_Work item_
Repeat the data in full. No line may differ from the original.

*** Opening of Data to process ***

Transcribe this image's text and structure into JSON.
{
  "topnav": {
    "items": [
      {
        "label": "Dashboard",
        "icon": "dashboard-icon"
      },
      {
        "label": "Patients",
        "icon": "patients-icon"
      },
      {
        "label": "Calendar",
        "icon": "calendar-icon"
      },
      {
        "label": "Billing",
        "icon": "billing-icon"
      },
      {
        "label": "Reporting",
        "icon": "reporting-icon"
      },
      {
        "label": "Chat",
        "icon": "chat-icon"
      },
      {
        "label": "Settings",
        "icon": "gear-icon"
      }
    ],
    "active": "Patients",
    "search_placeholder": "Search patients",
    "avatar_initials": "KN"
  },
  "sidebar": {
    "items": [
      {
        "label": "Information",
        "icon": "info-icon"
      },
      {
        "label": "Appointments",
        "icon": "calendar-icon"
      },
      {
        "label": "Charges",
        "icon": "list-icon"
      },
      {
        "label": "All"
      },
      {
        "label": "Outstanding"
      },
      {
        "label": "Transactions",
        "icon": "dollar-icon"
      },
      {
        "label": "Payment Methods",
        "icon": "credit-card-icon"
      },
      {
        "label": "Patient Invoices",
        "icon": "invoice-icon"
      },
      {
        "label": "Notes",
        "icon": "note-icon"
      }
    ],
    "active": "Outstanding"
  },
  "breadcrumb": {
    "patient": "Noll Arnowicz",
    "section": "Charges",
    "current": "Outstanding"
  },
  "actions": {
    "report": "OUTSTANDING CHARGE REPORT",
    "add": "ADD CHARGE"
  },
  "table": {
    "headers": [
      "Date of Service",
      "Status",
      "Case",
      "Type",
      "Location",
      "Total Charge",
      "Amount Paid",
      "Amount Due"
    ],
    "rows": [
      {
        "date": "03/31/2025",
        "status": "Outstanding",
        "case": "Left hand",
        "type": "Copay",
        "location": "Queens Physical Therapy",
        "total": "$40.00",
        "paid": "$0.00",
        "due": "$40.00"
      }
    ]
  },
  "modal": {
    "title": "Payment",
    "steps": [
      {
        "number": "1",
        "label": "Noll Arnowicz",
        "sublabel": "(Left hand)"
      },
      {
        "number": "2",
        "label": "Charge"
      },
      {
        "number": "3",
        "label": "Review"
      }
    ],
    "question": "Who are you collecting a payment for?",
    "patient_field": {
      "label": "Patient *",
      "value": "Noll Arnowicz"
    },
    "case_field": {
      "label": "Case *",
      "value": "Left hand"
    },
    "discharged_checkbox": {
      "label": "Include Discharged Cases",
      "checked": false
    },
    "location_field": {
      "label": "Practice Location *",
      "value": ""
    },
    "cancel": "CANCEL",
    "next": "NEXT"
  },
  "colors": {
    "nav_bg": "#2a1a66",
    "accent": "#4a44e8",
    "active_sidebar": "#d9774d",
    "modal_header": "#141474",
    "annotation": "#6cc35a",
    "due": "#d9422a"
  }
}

*** Close of Data to process ***

_Task solution_
Transcribe this image's text and structure into JSON.
{
  "topnav": {
    "items": [
      {
        "label": "Dashboard",
        "icon": "dashboard-icon"
      },
      {
        "label": "Patients",
        "icon": "patients-icon"
      },
      {
        "label": "Calendar",
        "icon": "calendar-icon"
      },
      {
        "label": "Billing",
        "icon": "billing-icon"
      },
      {
        "label": "Reporting",
        "icon": "reporting-icon"
      },
      {
        "label": "Chat",
        "icon": "chat-icon"
      },
      {
        "label": "Settings",
        "icon": "gear-icon"
      }
    ],
    "active": "Patients",
    "search_placeholder": "Search patients",
    "avatar_initials": "KN"
  },
  "sidebar": {
    "items": [
      {
        "label": "Information",
        "icon": "info-icon"
      },
      {
        "label": "Appointments",
        "icon": "calendar-icon"
      },
      {
        "label": "Charges",
        "icon": "list-icon"
      },
      {
        "label": "All"
      },
      {
        "label": "Outstanding"
      },
      {
        "label": "Transactions",
        "icon": "dollar-icon"
      },
      {
        "label": "Payment Methods",
        "icon": "credit-card-icon"
      },
      {
        "label": "Patient Invoices",
        "icon": "invoice-icon"
      },
      {
        "label": "Notes",
        "icon": "note-icon"
      }
    ],
    "active": "Outstanding"
  },
  "breadcrumb": {
    "patient": "Noll Arnowicz",
    "section": "Charges",
    "current": "Outstanding"
  },
  "actions": {
    "report": "OUTSTANDING CHARGE REPORT",
    "add": "ADD CHARGE"
  },
  "table": {
    "headers": [
      "Date of Service",
      "Status",
      "Case",
      "Type",
      "Location",
      "Total Charge",
      "Amount Paid",
      "Amount Due"
    ],
    "rows": [
      {
        "date": "03/31/2025",
        "status": "Outstanding",
        "case": "Left hand",
        "type": "Copay",
        "location": "Queens Physical Therapy",
        "total": "$40.00",
        "paid": "$0.00",
        "due": "$40.00"
      }
    ]
  },
  "modal": {
    "title": "Payment",
    "steps": [
      {
        "number": "1",
        "label": "Noll Arnowicz",
        "sublabel": "(Left hand)"
      },
      {
        "number": "2",
        "label": "Charge"
      },
      {
        "number": "3",
        "label": "Review"
      }
    ],
    "question": "Who are you collecting a payment for?",
    "patient_field": {
      "label": "Patient *",
      "value": "Noll Arnowicz"
    },
    "case_field": {
      "label": "Case *",
      "value": "Left hand"
    },
    "discharged_checkbox": {
      "label": "Include Discharged Cases",
      "checked": false
    },
    "location_field": {
      "label": "Practice Location *",
      "value": ""
    },
    "cancel": "CANCEL",
    "next": "NEXT"
  },
  "colors": {
    "nav_bg": "#2a1a66",
    "accent": "#4a44e8",
    "active_sidebar": "#d9774d",
    "modal_header": "#141474",
    "annotation": "#6cc35a",
    "due": "#d9422a"
  }
}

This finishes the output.